> [What to do]:
All entries below are to be set down again, identical to the source.

### The input ###

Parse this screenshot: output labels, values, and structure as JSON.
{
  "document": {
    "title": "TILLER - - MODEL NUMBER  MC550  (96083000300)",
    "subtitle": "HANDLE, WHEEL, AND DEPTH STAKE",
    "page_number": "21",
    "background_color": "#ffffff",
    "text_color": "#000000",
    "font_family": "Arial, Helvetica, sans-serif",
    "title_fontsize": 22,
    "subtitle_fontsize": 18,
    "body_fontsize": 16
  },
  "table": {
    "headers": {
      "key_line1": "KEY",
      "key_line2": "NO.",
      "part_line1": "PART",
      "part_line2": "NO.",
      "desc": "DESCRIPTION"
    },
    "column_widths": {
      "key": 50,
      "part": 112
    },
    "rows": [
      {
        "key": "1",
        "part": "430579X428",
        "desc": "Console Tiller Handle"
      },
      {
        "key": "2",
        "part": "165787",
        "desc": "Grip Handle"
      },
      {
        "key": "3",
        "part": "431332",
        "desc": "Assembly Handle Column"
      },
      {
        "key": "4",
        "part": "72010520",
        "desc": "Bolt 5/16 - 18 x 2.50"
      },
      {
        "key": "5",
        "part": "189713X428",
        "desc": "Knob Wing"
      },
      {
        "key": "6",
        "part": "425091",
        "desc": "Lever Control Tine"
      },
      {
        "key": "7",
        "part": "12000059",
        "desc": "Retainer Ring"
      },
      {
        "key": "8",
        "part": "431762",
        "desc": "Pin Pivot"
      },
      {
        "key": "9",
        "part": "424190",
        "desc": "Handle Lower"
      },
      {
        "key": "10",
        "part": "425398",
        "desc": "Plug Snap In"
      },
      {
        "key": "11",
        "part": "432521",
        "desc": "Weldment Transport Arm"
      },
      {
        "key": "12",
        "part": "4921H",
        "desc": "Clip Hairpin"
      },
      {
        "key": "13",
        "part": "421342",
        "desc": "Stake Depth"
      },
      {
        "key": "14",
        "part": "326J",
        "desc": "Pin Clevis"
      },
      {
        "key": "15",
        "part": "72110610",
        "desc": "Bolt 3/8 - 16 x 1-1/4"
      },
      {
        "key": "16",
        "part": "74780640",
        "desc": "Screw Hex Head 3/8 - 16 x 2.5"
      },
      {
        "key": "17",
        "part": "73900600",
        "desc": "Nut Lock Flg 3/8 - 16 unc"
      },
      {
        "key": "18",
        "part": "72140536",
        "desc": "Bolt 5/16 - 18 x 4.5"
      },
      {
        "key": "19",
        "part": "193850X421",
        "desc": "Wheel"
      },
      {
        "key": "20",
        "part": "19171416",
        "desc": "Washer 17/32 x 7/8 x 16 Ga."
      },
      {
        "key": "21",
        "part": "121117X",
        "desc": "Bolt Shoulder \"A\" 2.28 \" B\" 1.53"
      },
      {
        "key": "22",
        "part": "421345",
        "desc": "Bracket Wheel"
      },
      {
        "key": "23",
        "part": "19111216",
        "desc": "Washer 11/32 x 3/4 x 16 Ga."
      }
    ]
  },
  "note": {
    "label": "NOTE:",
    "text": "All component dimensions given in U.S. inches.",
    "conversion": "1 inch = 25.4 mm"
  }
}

###

> [Response]:
Parse this screenshot: output labels, values, and structure as JSON.
{
  "document": {
    "title": "TILLER - - MODEL NUMBER  MC550  (96083000300)",
    "subtitle": "HANDLE, WHEEL, AND DEPTH STAKE",
    "page_number": "21",
    "background_color": "#ffffff",
    "text_color": "#000000",
    "font_family": "Arial, Helvetica, sans-serif",
    "title_fontsize": 22,
    "subtitle_fontsize": 18,
    "body_fontsize": 16
  },
  "table": {
    "headers": {
      "key_line1": "KEY",
      "key_line2": "NO.",
      "part_line1": "PART",
      "part_line2": "NO.",
      "desc": "DESCRIPTION"
    },
    "column_widths": {
      "key": 50,
      "part": 112
    },
    "rows": [
      {
        "key": "1",
        "part": "430579X428",
        "desc": "Console Tiller Handle"
      },
      {
        "key": "2",
        "part": "165787",
        "desc": "Grip Handle"
      },
      {
        "key": "3",
        "part": "431332",
        "desc": "Assembly Handle Column"
      },
      {
        "key": "4",
        "part": "72010520",
        "desc": "Bolt 5/16 - 18 x 2.50"
      },
      {
        "key": "5",
        "part": "189713X428",
        "desc": "Knob Wing"
      },
      {
        "key": "6",
        "part": "425091",
        "desc": "Lever Control Tine"
      },
      {
        "key": "7",
        "part": "12000059",
        "desc": "Retainer Ring"
      },
      {
        "key": "8",
        "part": "431762",
        "desc": "Pin Pivot"
      },
      {
        "key": "9",
        "part": "424190",
        "desc": "Handle Lower"
      },
      {
        "key": "10",
        "part": "425398",
        "desc": "Plug Snap In"
      },
      {
        "key": "11",
        "part": "432521",
        "desc": "Weldment Transport Arm"
      },
      {
        "key": "12",
        "part": "4921H",
        "desc": "Clip Hairpin"
      },
      {
        "key": "13",
        "part": "421342",
        "desc": "Stake Depth"
      },
      {
        "key": "14",
        "part": "326J",
        "desc": "Pin Clevis"
      },
      {
        "key": "15",
        "part": "72110610",
        "desc": "Bolt 3/8 - 16 x 1-1/4"
      },
      {
        "key": "16",
        "part": "74780640",
        "desc": "Screw Hex Head 3/8 - 16 x 2.5"
      },
      {
        "key": "17",
        "part": "73900600",
        "desc": "Nut Lock Flg 3/8 - 16 unc"
      },
      {
        "key": "18",
        "part": "72140536",
        "desc": "Bolt 5/16 - 18 x 4.5"
      },
      {
        "key": "19",
        "part": "193850X421",
        "desc": "Wheel"
      },
      {
        "key": "20",
        "part": "19171416",
        "desc": "Washer 17/32 x 7/8 x 16 Ga."
      },
      {
        "key": "21",
        "part": "121117X",
        "desc": "Bolt Shoulder \"A\" 2.28 \" B\" 1.53"
      },
      {
        "key": "22",
        "part": "421345",
        "desc": "Bracket Wheel"
      },
      {
        "key": "23",
        "part": "19111216",
        "desc": "Washer 11/32 x 3/4 x 16 Ga."
      }
    ]
  },
  "note": {
    "label": "NOTE:",
    "text": "All component dimensions given in U.S. inches.",
    "conversion": "1 inch = 25.4 mm"
  }
}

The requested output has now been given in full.